### Page extract

- Opening Delimiter -

Crops News

Farmers continue to expand their pollinator protection efforts


Throughout the growing season, farmers utilize stewardship practices for proper pesticide use while protecting crops from insect pests and protecting pollinators. Even when companies call farmers “unprofessional” when it comes to spraying, producers don’t let that dictate how they do their job. Farmers must hold registrations, certifications, licenses, stay up-to-date on trainings and renewals, and so much more to be able use protection products. In addition, farmers have access to many different resources that protect bees and other wildlife, such as the BeSure! campaign from National Corn Growers Association. 

Farmers also can check into these groups below for more resources and information: 

You can find more information on protecting pollinators in NCGA’s publication Best Management Practices for Pollinator Protection in Field Corn here. Keystone Monarch Collaborative also offers an excellent resource called the Insect Pollinators and Pesticide Product Stewardship guide.

Knowing and following label instructions is a key step to protect all pollinators. Farmers and applicators know that reading and following labels are the first and most important consideration when handling any pesticide. Cooperation and communication among farmers, landowners, applicators, crop advisors, and local officials greatly increase successfully protecting insect pollinators and habitats.

Here are a few additional factors to consider for integrated pest management:

  • Understand Pollinator Habits: Pollinators are most at risk from pesticides applied to crops or other plants that are blooming. Before applying pesticides, be aware of the crop’s bloom stage, and nearby pollinator habitat.
  • Evaluate the Weather: Applying pesticides before hot weather can lead to vapor drift, which could impact neighboring pollinator habitat. Farmers should also assess wind strength and direction to avoid drift.
  • Nozzle Selection: Adjust your nozzle(s) and pressure to make bigger droplets. Bigger droplets fall faster, so they are less likely to drift with the wind.
  • Buffer Regions: Develop buffer regions beyond the field or land that are designated to be free of pesticide application.
  • Choose appropriate chemicals: Look for chemistries that are softer and have lower residual toxicity values, compare labels, and look for and understand the EPA symbols on labels.
  • Apply only when needed: Scout regularly to ensure that you are only treating crops when necessary when they meet or exceed the recommended thresholds for pests or contamination.

- Closing Delimiter -

### Dataset records

- Opening Delimiter -

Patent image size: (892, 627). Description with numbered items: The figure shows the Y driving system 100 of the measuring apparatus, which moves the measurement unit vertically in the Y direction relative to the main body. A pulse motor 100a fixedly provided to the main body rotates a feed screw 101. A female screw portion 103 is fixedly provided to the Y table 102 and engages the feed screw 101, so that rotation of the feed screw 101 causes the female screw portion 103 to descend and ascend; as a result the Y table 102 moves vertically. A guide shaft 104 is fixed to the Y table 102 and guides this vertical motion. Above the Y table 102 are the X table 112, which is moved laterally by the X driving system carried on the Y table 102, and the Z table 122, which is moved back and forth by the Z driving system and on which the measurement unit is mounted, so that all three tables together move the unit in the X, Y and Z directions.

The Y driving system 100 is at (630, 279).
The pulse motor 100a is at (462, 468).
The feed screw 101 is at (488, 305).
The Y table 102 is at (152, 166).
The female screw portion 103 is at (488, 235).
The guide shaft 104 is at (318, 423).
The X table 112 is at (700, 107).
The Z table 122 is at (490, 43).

- Closing Delimiter -

### What this exercise asks
1. According to the pollinator protection article, why are bigger droplets less likely to drift with the wind?
2. Reproduce the passage of the pollinator protection article word for word, starting at "Here are a few" and ending at "nearby pollinator habitat.".

### Solutions below
1. Bigger droplets fall faster.

2.
Here are a few additional factors to consider for integrated pest management:

  • Understand Pollinator Habits: Pollinators are most at risk from pesticides applied to crops or other plants that are blooming. Before applying pesticides, be aware of the crop’s bloom stage, and nearby pollinator habitat.